* Exercise goal: Your task is to repeat all of the material exactly.

:: Material provided ::

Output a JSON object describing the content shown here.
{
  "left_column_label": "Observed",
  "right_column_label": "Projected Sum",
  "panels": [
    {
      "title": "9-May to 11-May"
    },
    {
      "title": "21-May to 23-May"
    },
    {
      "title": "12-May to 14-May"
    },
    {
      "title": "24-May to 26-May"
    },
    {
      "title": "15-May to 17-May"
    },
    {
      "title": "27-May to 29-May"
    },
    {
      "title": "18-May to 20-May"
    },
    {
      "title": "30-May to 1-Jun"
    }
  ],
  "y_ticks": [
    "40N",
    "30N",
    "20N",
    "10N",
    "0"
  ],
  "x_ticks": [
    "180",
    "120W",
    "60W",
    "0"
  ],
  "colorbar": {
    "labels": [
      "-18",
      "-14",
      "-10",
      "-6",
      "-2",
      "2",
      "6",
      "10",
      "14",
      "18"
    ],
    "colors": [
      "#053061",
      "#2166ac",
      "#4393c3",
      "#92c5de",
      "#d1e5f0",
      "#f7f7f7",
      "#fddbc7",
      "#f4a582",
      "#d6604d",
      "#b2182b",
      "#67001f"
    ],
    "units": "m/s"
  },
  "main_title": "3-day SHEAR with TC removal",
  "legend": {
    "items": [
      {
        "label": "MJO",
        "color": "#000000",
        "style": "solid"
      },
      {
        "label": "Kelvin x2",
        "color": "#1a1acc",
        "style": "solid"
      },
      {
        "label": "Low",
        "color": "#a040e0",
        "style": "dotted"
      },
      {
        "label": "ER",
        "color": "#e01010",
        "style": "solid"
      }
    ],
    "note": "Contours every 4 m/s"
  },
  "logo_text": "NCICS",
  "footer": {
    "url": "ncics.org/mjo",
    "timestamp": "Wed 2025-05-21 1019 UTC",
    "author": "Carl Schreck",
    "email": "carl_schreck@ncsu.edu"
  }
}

:::

* Exercise response:
Output a JSON object describing the content shown here.
{
  "left_column_label": "Observed",
  "right_column_label": "Projected Sum",
  "panels": [
    {
      "title": "9-May to 11-May"
    },
    {
      "title": "21-May to 23-May"
    },
    {
      "title": "12-May to 14-May"
    },
    {
      "title": "24-May to 26-May"
    },
    {
      "title": "15-May to 17-May"
    },
    {
      "title": "27-May to 29-May"
    },
    {
      "title": "18-May to 20-May"
    },
    {
      "title": "30-May to 1-Jun"
    }
  ],
  "y_ticks": [
    "40N",
    "30N",
    "20N",
    "10N",
    "0"
  ],
  "x_ticks": [
    "180",
    "120W",
    "60W",
    "0"
  ],
  "colorbar": {
    "labels": [
      "-18",
      "-14",
      "-10",
      "-6",
      "-2",
      "2",
      "6",
      "10",
      "14",
      "18"
    ],
    "colors": [
      "#053061",
      "#2166ac",
      "#4393c3",
      "#92c5de",
      "#d1e5f0",
      "#f7f7f7",
      "#fddbc7",
      "#f4a582",
      "#d6604d",
      "#b2182b",
      "#67001f"
    ],
    "units": "m/s"
  },
  "main_title": "3-day SHEAR with TC removal",
  "legend": {
    "items": [
      {
        "label": "MJO",
        "color": "#000000",
        "style": "solid"
      },
      {
        "label": "Kelvin x2",
        "color": "#1a1acc",
        "style": "solid"
      },
      {
        "label": "Low",
        "color": "#a040e0",
        "style": "dotted"
      },
      {
        "label": "ER",
        "color": "#e01010",
        "style": "solid"
      }
    ],
    "note": "Contours every 4 m/s"
  },
  "logo_text": "NCICS",
  "footer": {
    "url": "ncics.org/mjo",
    "timestamp": "Wed 2025-05-21 1019 UTC",
    "author": "Carl Schreck",
    "email": "carl_schreck@ncsu.edu"
  }
}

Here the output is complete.